(Dataset items)
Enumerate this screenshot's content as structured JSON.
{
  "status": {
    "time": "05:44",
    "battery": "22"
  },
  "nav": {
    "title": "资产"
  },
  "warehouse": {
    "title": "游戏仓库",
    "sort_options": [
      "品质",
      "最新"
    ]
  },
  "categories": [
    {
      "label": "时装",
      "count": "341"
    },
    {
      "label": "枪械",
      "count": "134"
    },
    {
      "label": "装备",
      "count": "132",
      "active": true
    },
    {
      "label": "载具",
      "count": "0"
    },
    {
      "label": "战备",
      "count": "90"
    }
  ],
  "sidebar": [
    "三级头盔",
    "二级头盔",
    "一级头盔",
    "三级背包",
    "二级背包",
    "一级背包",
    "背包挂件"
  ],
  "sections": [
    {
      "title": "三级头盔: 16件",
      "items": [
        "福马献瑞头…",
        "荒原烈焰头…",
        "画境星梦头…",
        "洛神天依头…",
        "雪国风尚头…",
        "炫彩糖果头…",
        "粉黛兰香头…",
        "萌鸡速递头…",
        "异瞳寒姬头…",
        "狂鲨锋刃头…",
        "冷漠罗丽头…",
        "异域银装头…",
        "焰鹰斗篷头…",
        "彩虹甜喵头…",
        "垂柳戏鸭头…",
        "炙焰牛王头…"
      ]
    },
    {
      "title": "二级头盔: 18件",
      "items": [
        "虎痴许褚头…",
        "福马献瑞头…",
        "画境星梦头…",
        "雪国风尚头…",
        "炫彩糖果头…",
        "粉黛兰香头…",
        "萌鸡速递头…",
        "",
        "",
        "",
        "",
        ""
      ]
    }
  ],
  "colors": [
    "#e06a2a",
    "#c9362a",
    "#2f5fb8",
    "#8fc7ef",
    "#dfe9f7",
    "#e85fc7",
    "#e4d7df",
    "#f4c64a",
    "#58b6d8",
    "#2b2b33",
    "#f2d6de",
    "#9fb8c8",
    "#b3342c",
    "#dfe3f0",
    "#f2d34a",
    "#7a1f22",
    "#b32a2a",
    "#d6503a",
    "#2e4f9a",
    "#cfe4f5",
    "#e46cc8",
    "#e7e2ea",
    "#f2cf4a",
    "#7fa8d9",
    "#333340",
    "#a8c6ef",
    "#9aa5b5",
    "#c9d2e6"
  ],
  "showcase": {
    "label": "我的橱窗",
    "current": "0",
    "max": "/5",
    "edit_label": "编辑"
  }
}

→ **TASK OBJECTIVE**
Search the listing for the word "count". Copy every line in which it occurs.

→ **TASK SOLUTION**
      "count": "341"
      "count": "134"
      "count": "132",
      "count": "0"
      "count": "90"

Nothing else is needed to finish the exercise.